__Set problem__: Your task is to transcribe the records exactly, skipping every image.

+===+

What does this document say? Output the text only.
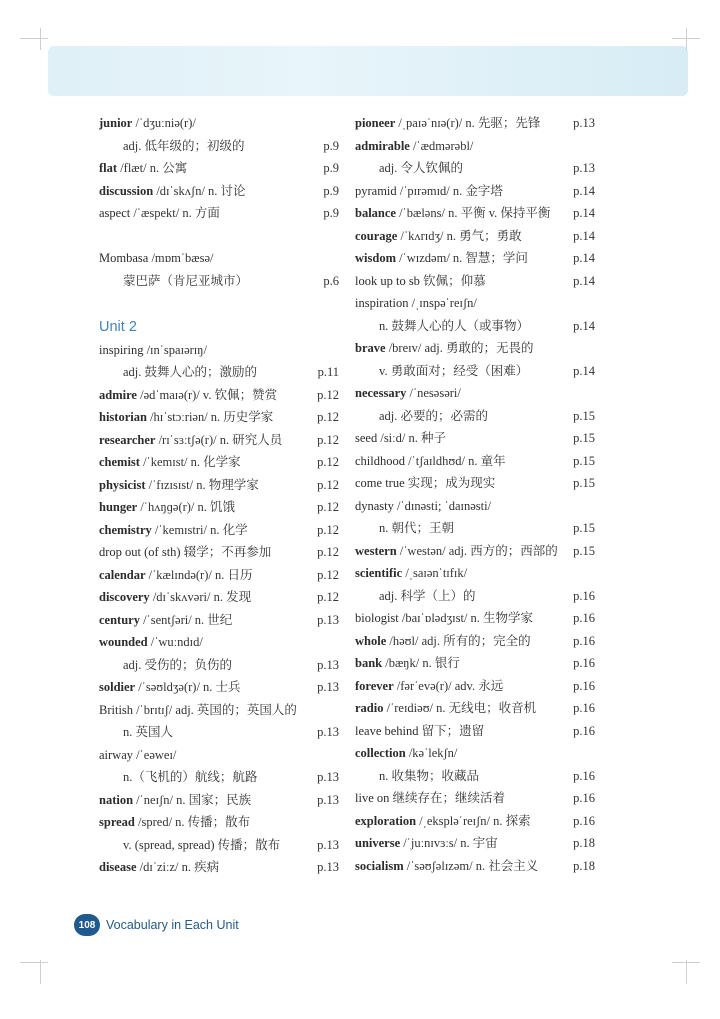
junior /ˈdʒuːniə(r)/
adj. 低年级的；初级的	p.9
flat /flæt/ n. 公寓	p.9
discussion /dɪˈskʌʃn/ n. 讨论	p.9
aspect /ˈæspekt/ n. 方面	p.9
Mombasa /mɒmˈbæsə/
蒙巴萨（肯尼亚城市）	p.6
Unit 2
inspiring /ɪnˈspaɪərɪŋ/
adj. 鼓舞人心的；激励的	p.11
admire /ədˈmaɪə(r)/ v. 钦佩；赞赏	p.12
historian /hɪˈstɔːriən/ n. 历史学家	p.12
researcher /rɪˈsɜːtʃə(r)/ n. 研究人员	p.12
chemist /ˈkemɪst/ n. 化学家	p.12
physicist /ˈfɪzɪsɪst/ n. 物理学家	p.12
hunger /ˈhʌŋɡə(r)/ n. 饥饿	p.12
chemistry /ˈkemɪstri/ n. 化学	p.12
drop out (of sth) 辍学；不再参加	p.12
calendar /ˈkælɪndə(r)/ n. 日历	p.12
discovery /dɪˈskʌvəri/ n. 发现	p.12
century /ˈsentʃəri/ n. 世纪	p.13
wounded /ˈwuːndɪd/
adj. 受伤的；负伤的	p.13
soldier /ˈsəʊldʒə(r)/ n. 士兵	p.13
British /ˈbrɪtɪʃ/ adj. 英国的；英国人的
n. 英国人	p.13
airway /ˈeəweɪ/
n.（飞机的）航线；航路	p.13
nation /ˈneɪʃn/ n. 国家；民族	p.13
spread /spred/ n. 传播；散布
v. (spread, spread) 传播；散布	p.13
disease /dɪˈziːz/ n. 疾病	p.13
pioneer /ˌpaɪəˈnɪə(r)/ n. 先驱；先锋	p.13
admirable /ˈædmərəbl/
adj. 令人钦佩的	p.13
pyramid /ˈpɪrəmɪd/ n. 金字塔	p.14
balance /ˈbæləns/ n. 平衡 v. 保持平衡 p.14
courage /ˈkʌrɪdʒ/ n. 勇气；勇敢	p.14
wisdom /ˈwɪzdəm/ n. 智慧；学问	p.14
look up to sb 钦佩；仰慕	p.14
inspiration /ˌɪnspəˈreɪʃn/
n. 鼓舞人心的人（或事物）	p.14
brave /breɪv/ adj. 勇敢的；无畏的
v. 勇敢面对；经受（困难）	p.14
necessary /ˈnesəsəri/
adj. 必要的；必需的	p.15
seed /siːd/ n. 种子	p.15
childhood /ˈtʃaɪldhʊd/ n. 童年	p.15
come true 实现；成为现实	p.15
dynasty /ˈdɪnəsti; ˈdaɪnəsti/
n. 朝代；王朝	p.15
western /ˈwestən/ adj. 西方的；西部的 p.15
scientific /ˌsaɪənˈtɪfɪk/
adj. 科学（上）的	p.16
biologist /baɪˈɒlədʒɪst/ n. 生物学家	p.16
whole /həʊl/ adj. 所有的；完全的	p.16
bank /bæŋk/ n. 银行	p.16
forever /fərˈevə(r)/ adv. 永远	p.16
radio /ˈreɪdiəʊ/ n. 无线电；收音机	p.16
leave behind 留下；遗留	p.16
collection /kəˈlekʃn/
n. 收集物；收藏品	p.16
live on 继续存在；继续活着	p.16
exploration /ˌekspləˈreɪʃn/ n. 探索	p.16
universe /ˈjuːnɪvɜːs/ n. 宇宙	p.18
socialism /ˈsəʊʃəlɪzəm/ n. 社会主义	p.18
108 Vocabulary in Each Unit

+===+

__Completed task__:
What does this document say? Output the text only.
junior /ˈdʒuːniə(r)/
adj. 低年级的；初级的	p.9
flat /flæt/ n. 公寓	p.9
discussion /dɪˈskʌʃn/ n. 讨论	p.9
aspect /ˈæspekt/ n. 方面	p.9
Mombasa /mɒmˈbæsə/
蒙巴萨（肯尼亚城市）	p.6
Unit 2
inspiring /ɪnˈspaɪərɪŋ/
adj. 鼓舞人心的；激励的	p.11
admire /ədˈmaɪə(r)/ v. 钦佩；赞赏	p.12
historian /hɪˈstɔːriən/ n. 历史学家	p.12
researcher /rɪˈsɜːtʃə(r)/ n. 研究人员	p.12
chemist /ˈkemɪst/ n. 化学家	p.12
physicist /ˈfɪzɪsɪst/ n. 物理学家	p.12
hunger /ˈhʌŋɡə(r)/ n. 饥饿	p.12
chemistry /ˈkemɪstri/ n. 化学	p.12
drop out (of sth) 辍学；不再参加	p.12
calendar /ˈkælɪndə(r)/ n. 日历	p.12
discovery /dɪˈskʌvəri/ n. 发现	p.12
century /ˈsentʃəri/ n. 世纪	p.13
wounded /ˈwuːndɪd/
adj. 受伤的；负伤的	p.13
soldier /ˈsəʊldʒə(r)/ n. 士兵	p.13
British /ˈbrɪtɪʃ/ adj. 英国的；英国人的
n. 英国人	p.13
airway /ˈeəweɪ/
n.（飞机的）航线；航路	p.13
nation /ˈneɪʃn/ n. 国家；民族	p.13
spread /spred/ n. 传播；散布
v. (spread, spread) 传播；散布	p.13
disease /dɪˈziːz/ n. 疾病	p.13
pioneer /ˌpaɪəˈnɪə(r)/ n. 先驱；先锋	p.13
admirable /ˈædmərəbl/
adj. 令人钦佩的	p.13
pyramid /ˈpɪrəmɪd/ n. 金字塔	p.14
balance /ˈbæləns/ n. 平衡 v. 保持平衡 p.14
courage /ˈkʌrɪdʒ/ n. 勇气；勇敢	p.14
wisdom /ˈwɪzdəm/ n. 智慧；学问	p.14
look up to sb 钦佩；仰慕	p.14
inspiration /ˌɪnspəˈreɪʃn/
n. 鼓舞人心的人（或事物）	p.14
brave /breɪv/ adj. 勇敢的；无畏的
v. 勇敢面对；经受（困难）	p.14
necessary /ˈnesəsəri/
adj. 必要的；必需的	p.15
seed /siːd/ n. 种子	p.15
childhood /ˈtʃaɪldhʊd/ n. 童年	p.15
come true 实现；成为现实	p.15
dynasty /ˈdɪnəsti; ˈdaɪnəsti/
n. 朝代；王朝	p.15
western /ˈwestən/ adj. 西方的；西部的 p.15
scientific /ˌsaɪənˈtɪfɪk/
adj. 科学（上）的	p.16
biologist /baɪˈɒlədʒɪst/ n. 生物学家	p.16
whole /həʊl/ adj. 所有的；完全的	p.16
bank /bæŋk/ n. 银行	p.16
forever /fərˈevə(r)/ adv. 永远	p.16
radio /ˈreɪdiəʊ/ n. 无线电；收音机	p.16
leave behind 留下；遗留	p.16
collection /kəˈlekʃn/
n. 收集物；收藏品	p.16
live on 继续存在；继续活着	p.16
exploration /ˌekspləˈreɪʃn/ n. 探索	p.16
universe /ˈjuːnɪvɜːs/ n. 宇宙	p.18
socialism /ˈsəʊʃəlɪzəm/ n. 社会主义	p.18
108 Vocabulary in Each Unit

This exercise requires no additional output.